What you need to do
Copy out the lines that include the word "text".

Provided entries
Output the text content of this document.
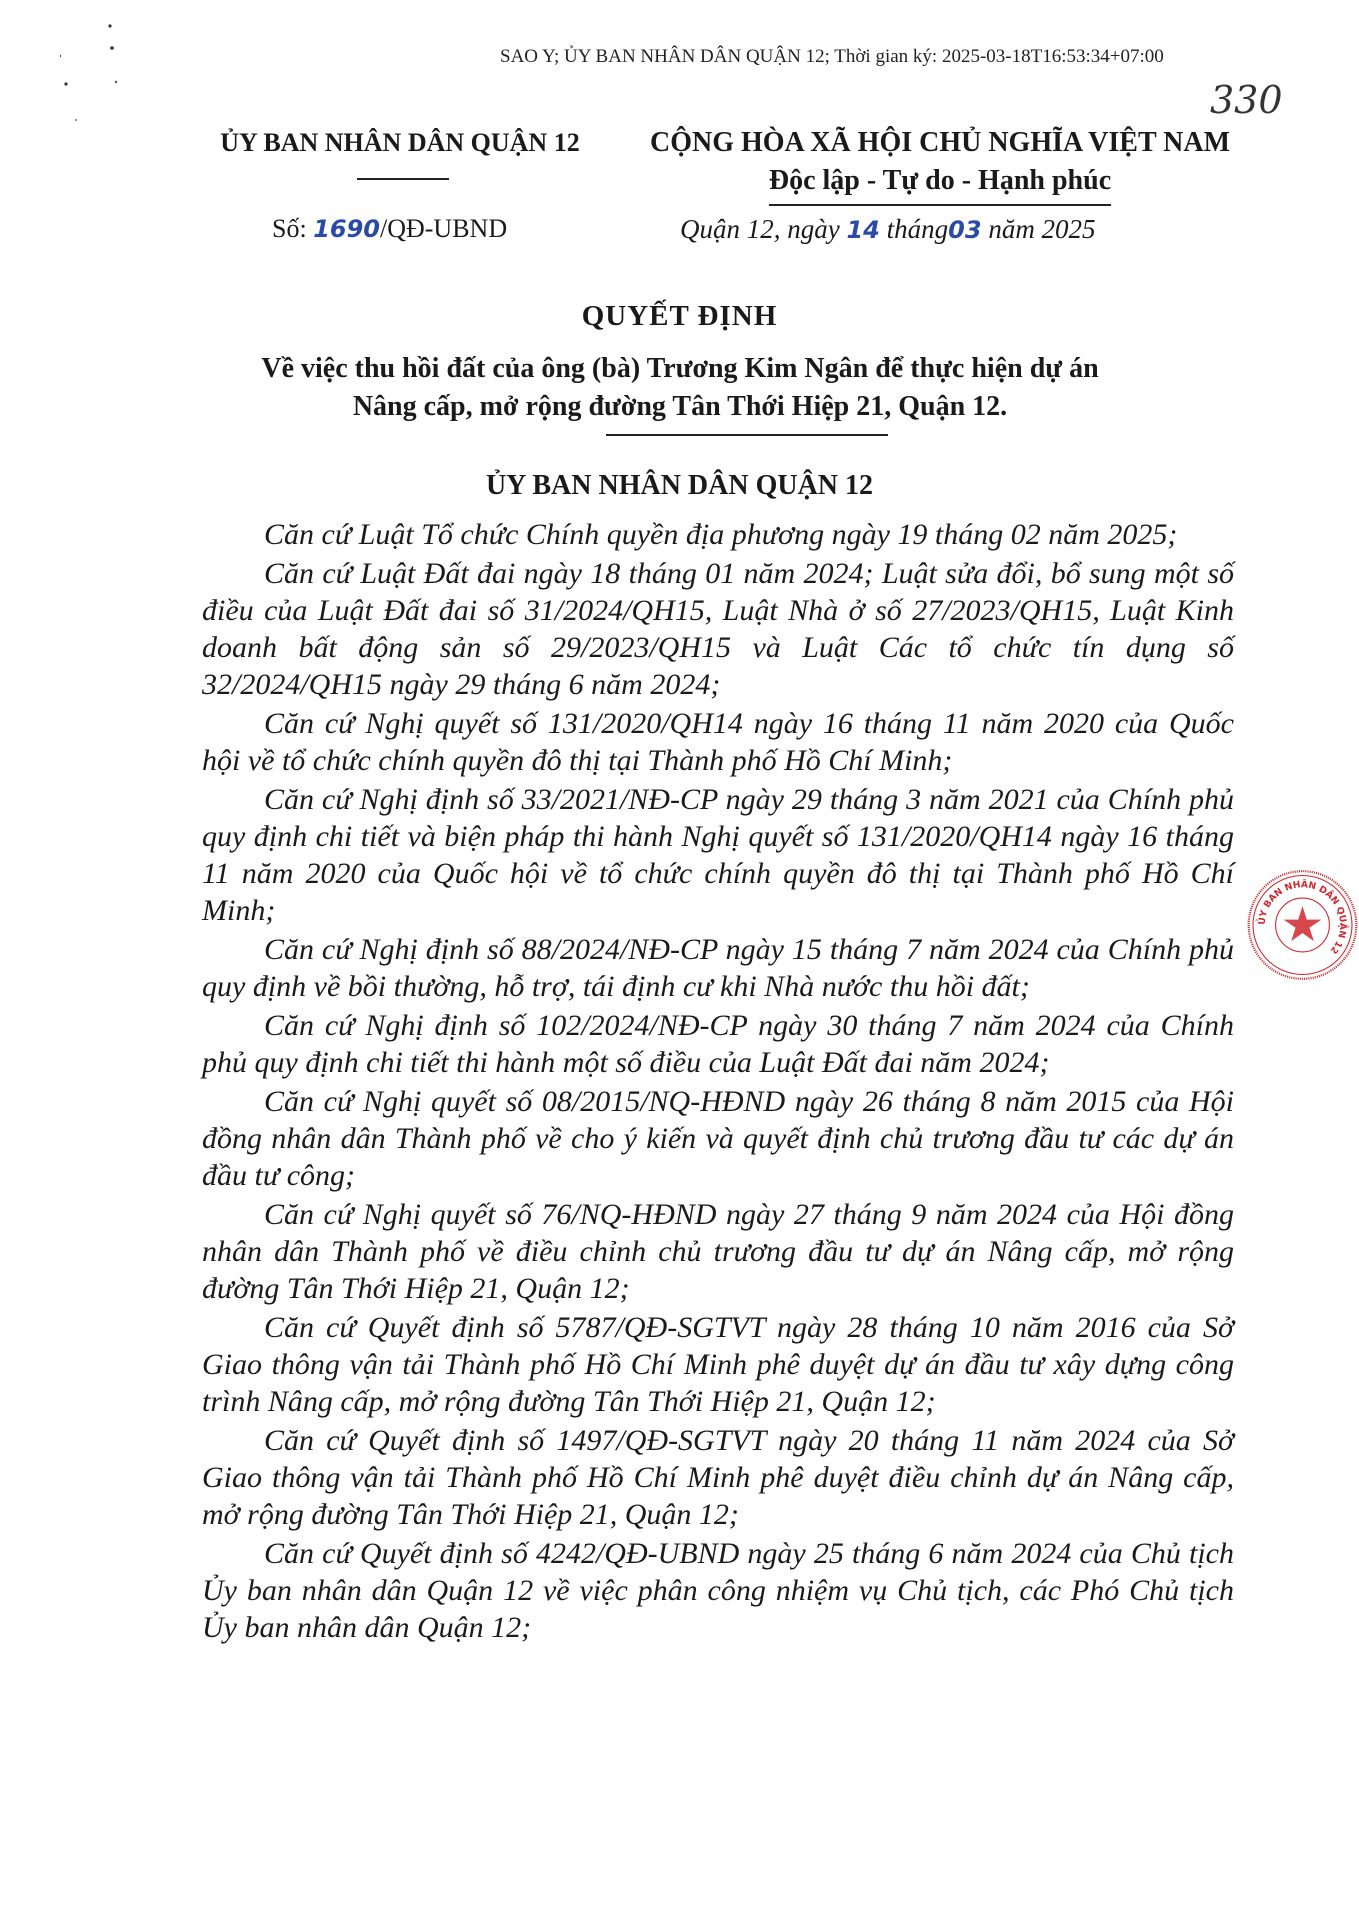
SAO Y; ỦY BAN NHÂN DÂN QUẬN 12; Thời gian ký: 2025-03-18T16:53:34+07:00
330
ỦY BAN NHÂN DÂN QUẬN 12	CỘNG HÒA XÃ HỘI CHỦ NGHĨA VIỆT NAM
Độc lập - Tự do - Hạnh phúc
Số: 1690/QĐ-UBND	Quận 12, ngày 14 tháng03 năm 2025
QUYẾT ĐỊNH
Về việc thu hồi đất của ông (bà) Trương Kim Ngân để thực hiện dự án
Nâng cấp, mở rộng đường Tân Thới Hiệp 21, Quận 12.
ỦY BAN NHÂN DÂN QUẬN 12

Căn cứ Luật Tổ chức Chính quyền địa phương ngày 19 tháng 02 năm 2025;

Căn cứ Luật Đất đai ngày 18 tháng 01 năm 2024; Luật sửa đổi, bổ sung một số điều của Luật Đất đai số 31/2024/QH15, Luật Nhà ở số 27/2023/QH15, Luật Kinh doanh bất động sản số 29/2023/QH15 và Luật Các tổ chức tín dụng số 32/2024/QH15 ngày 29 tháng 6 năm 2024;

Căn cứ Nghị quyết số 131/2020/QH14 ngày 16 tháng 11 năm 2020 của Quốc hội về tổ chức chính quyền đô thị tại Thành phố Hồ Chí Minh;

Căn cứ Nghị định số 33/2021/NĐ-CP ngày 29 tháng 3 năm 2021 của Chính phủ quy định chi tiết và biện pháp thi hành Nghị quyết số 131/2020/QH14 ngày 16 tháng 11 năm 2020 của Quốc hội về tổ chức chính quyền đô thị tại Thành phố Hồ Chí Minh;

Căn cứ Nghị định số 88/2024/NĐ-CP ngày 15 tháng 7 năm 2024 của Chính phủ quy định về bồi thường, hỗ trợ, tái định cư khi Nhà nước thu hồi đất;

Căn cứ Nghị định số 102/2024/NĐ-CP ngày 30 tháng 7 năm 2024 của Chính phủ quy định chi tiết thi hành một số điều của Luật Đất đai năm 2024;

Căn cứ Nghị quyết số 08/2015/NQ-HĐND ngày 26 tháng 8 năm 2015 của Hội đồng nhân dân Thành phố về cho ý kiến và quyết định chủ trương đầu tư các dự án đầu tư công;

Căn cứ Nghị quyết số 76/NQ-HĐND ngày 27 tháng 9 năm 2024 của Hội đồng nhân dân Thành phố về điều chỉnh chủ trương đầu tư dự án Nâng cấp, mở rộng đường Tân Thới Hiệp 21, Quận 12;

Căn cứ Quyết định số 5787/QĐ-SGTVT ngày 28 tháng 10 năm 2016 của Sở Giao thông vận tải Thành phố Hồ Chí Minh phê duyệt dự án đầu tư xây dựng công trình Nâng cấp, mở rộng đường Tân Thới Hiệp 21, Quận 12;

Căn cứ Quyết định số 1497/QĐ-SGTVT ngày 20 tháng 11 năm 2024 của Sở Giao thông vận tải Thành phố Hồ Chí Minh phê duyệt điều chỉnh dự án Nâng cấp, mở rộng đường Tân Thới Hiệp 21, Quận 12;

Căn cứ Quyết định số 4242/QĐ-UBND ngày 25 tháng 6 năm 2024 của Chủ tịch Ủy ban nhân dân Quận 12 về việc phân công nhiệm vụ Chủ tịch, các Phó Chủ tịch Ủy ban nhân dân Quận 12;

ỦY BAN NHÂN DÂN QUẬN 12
* * *
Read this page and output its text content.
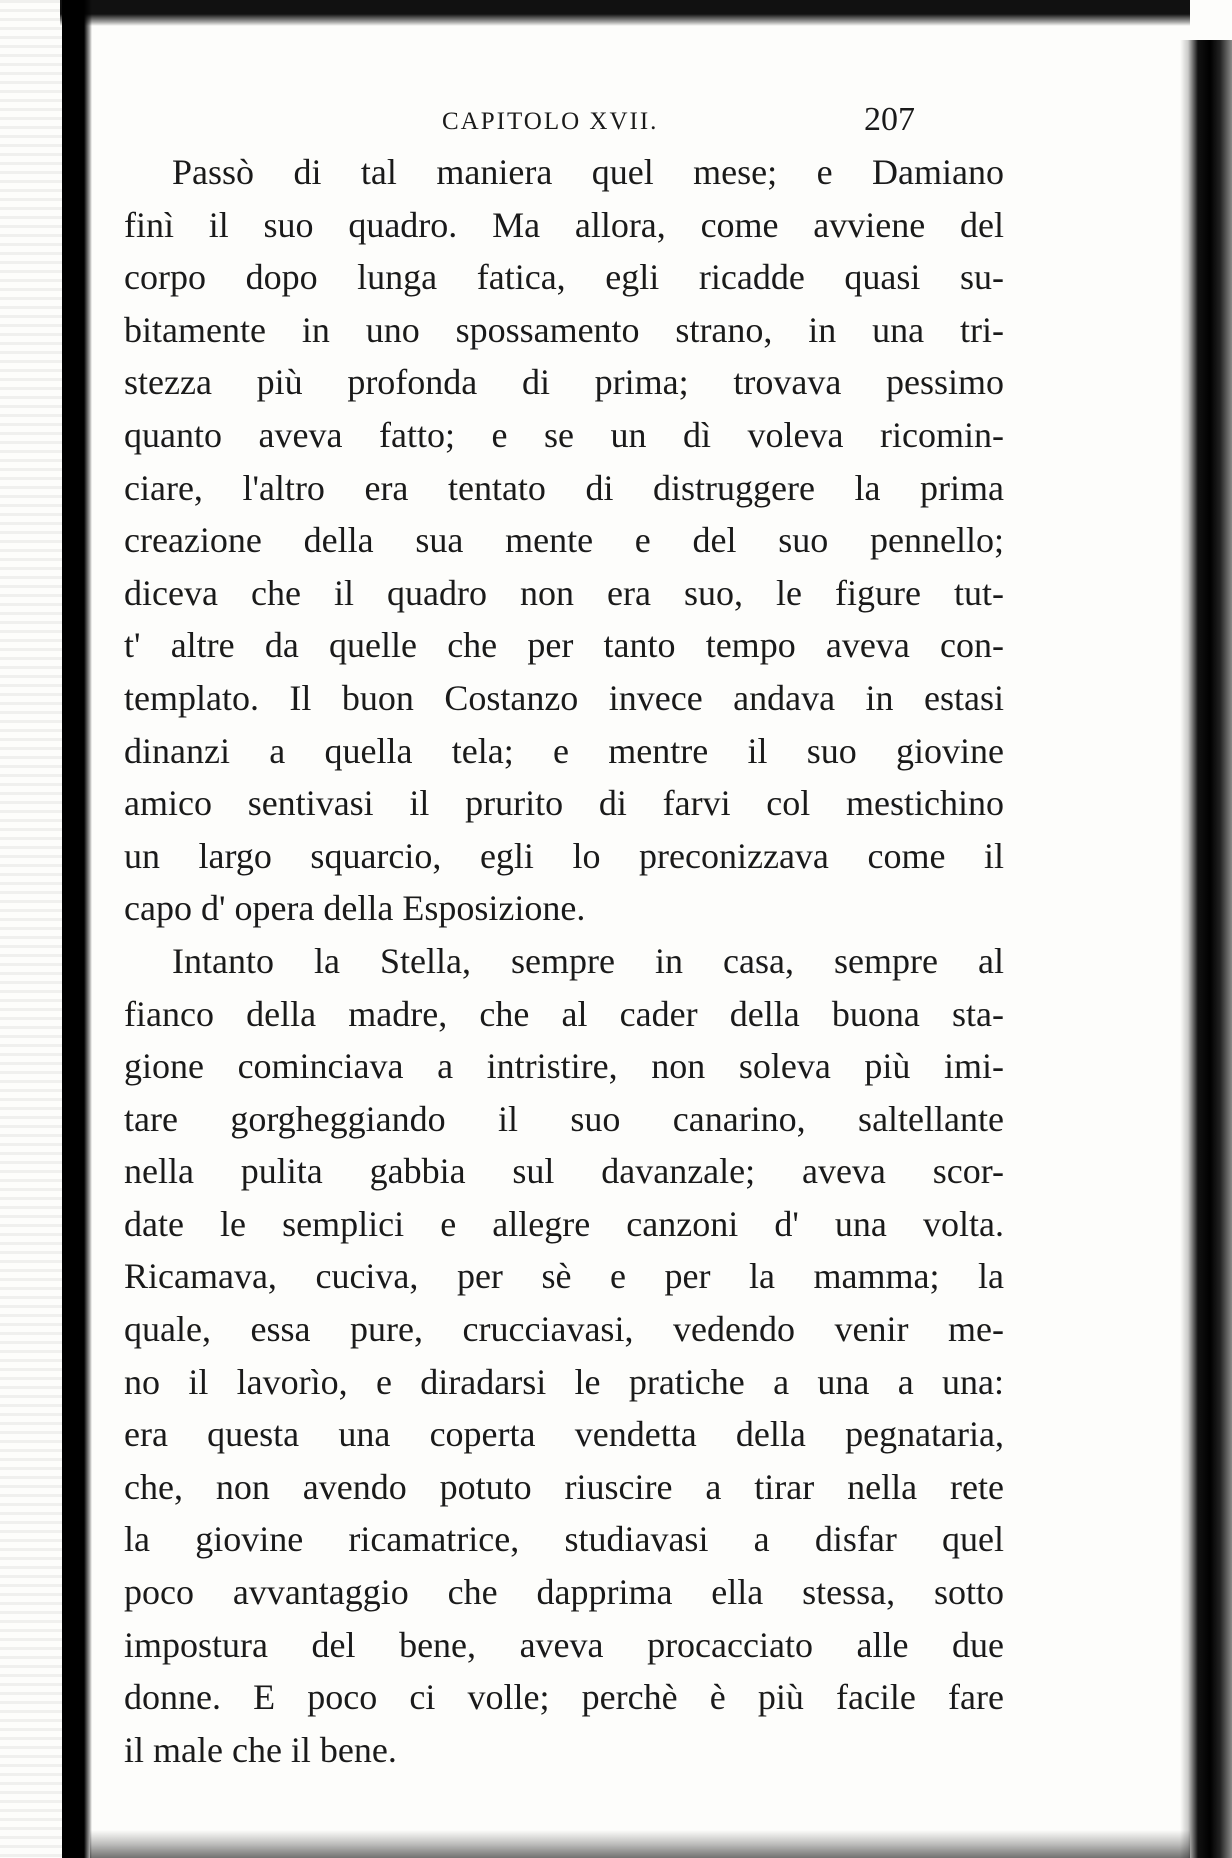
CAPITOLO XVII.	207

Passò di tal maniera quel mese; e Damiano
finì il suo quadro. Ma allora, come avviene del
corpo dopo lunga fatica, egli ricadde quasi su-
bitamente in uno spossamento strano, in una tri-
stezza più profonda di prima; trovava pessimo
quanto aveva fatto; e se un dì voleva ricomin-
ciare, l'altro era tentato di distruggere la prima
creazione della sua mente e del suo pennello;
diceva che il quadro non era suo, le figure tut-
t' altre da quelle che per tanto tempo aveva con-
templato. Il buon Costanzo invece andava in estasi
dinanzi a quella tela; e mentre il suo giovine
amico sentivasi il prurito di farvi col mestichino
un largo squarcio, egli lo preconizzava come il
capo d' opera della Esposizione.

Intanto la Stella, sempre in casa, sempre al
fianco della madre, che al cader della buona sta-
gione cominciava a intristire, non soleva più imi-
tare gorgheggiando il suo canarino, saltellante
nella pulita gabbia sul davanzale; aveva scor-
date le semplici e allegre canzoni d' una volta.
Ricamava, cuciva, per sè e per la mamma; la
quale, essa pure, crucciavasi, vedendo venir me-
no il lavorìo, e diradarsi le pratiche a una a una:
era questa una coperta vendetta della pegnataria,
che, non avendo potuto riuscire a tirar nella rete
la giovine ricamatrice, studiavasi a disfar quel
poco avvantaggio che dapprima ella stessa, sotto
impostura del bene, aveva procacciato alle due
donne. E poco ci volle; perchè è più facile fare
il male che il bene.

Result for this task
Output the text content of this document.
Read this page and output its text content.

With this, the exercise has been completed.